— BEGIN DATA EXTRACT —

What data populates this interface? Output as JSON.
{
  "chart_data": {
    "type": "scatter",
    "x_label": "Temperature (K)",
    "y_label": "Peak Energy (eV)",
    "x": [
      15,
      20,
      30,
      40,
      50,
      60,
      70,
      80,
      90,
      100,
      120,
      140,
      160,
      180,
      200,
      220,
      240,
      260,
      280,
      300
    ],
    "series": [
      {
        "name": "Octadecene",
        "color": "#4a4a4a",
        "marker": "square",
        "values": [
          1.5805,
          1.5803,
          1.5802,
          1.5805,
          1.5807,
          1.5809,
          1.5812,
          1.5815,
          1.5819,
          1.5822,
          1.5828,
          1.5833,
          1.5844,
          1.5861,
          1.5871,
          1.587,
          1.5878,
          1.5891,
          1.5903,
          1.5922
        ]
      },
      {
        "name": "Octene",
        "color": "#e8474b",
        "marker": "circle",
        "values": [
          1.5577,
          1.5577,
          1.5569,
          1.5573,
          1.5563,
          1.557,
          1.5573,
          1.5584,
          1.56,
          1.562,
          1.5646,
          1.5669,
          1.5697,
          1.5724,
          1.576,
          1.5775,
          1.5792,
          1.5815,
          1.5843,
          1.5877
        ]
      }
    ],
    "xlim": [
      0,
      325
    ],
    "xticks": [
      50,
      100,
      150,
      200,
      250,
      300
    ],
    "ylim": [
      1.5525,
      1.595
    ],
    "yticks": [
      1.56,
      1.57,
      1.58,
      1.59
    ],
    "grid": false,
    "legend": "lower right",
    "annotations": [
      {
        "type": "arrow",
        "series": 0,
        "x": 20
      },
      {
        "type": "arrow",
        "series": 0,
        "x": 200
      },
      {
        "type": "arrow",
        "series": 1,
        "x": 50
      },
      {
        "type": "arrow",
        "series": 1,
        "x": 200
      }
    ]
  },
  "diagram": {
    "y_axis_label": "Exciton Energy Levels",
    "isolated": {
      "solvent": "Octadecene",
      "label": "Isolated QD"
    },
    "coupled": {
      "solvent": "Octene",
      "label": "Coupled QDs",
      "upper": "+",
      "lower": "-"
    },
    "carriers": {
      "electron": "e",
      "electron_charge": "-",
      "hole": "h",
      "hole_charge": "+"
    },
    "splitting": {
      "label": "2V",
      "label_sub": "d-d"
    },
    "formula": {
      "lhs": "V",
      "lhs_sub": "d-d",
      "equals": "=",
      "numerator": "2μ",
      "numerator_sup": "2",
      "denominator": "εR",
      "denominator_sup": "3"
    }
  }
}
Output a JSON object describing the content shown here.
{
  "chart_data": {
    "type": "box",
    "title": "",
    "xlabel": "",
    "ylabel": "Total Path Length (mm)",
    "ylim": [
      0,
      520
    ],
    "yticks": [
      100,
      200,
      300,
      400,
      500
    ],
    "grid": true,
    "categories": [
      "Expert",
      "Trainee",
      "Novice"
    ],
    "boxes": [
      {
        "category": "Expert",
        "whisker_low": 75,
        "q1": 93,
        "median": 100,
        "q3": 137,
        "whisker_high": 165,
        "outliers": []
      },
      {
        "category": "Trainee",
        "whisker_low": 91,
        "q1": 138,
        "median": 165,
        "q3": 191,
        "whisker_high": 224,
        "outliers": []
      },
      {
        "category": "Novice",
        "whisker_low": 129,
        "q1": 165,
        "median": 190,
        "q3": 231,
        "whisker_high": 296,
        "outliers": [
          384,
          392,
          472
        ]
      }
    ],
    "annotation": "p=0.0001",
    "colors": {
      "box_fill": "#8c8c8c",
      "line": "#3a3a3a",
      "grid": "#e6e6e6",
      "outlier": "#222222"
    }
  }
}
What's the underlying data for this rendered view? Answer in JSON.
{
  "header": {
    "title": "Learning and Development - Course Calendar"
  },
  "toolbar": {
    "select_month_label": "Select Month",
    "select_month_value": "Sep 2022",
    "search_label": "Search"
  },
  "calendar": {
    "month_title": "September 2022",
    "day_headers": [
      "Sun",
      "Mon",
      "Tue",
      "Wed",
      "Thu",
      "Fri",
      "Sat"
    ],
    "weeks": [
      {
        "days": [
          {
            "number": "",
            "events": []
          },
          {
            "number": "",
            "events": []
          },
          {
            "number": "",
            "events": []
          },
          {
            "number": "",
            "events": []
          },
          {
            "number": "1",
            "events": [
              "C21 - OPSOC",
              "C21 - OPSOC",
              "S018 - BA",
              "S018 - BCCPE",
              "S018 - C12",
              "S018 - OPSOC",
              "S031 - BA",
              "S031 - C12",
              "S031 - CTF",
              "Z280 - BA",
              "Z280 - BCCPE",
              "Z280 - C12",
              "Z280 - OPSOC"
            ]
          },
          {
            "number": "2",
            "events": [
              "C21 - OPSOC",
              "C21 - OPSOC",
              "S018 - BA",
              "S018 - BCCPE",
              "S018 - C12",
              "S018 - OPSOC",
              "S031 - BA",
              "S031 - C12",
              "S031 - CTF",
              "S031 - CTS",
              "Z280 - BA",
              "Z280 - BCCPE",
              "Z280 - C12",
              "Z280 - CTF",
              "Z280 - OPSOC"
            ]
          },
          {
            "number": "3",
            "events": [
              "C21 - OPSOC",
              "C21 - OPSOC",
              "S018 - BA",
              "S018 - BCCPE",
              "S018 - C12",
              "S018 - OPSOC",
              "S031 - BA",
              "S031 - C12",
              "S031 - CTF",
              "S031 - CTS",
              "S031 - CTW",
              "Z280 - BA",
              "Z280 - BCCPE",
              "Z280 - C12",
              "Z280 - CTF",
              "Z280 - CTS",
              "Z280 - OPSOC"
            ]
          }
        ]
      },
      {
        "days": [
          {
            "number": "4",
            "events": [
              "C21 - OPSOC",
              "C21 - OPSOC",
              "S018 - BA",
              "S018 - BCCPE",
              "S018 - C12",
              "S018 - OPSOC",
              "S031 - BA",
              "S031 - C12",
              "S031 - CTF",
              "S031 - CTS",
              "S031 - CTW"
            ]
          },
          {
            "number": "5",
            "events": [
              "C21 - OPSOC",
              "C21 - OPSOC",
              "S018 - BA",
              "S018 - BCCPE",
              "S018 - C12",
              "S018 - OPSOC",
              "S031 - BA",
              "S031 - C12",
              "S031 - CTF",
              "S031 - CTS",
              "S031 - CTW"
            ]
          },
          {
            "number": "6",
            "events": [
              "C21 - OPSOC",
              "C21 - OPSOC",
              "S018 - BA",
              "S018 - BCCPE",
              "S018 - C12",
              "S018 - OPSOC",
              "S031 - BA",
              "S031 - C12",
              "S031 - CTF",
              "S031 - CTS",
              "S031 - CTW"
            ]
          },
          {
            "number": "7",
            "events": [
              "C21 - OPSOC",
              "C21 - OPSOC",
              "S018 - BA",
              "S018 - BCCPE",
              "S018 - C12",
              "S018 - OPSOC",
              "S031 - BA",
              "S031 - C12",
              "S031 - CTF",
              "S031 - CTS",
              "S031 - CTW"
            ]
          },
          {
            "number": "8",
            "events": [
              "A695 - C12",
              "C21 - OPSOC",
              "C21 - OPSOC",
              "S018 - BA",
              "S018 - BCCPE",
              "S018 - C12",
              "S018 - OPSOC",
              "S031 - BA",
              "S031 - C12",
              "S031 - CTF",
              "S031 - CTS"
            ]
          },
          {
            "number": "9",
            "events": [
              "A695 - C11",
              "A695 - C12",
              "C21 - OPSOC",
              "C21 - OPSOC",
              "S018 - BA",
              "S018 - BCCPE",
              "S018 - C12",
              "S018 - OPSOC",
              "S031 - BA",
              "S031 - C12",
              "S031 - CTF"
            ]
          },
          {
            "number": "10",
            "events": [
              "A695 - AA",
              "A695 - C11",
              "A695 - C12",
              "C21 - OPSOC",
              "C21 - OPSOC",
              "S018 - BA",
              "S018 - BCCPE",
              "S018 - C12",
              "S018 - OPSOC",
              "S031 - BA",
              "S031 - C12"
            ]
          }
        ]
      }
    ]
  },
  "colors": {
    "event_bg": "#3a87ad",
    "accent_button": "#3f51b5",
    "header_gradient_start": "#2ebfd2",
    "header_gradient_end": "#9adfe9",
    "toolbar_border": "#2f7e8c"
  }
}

— END DATA EXTRACT —

**EXERCISE INSTRUCTIONS**
Pick out every line holding the string "Energy" and return it.

**COMPLETED TASK**
    "y_label": "Peak Energy (eV)",
    "y_axis_label": "Exciton Energy Levels",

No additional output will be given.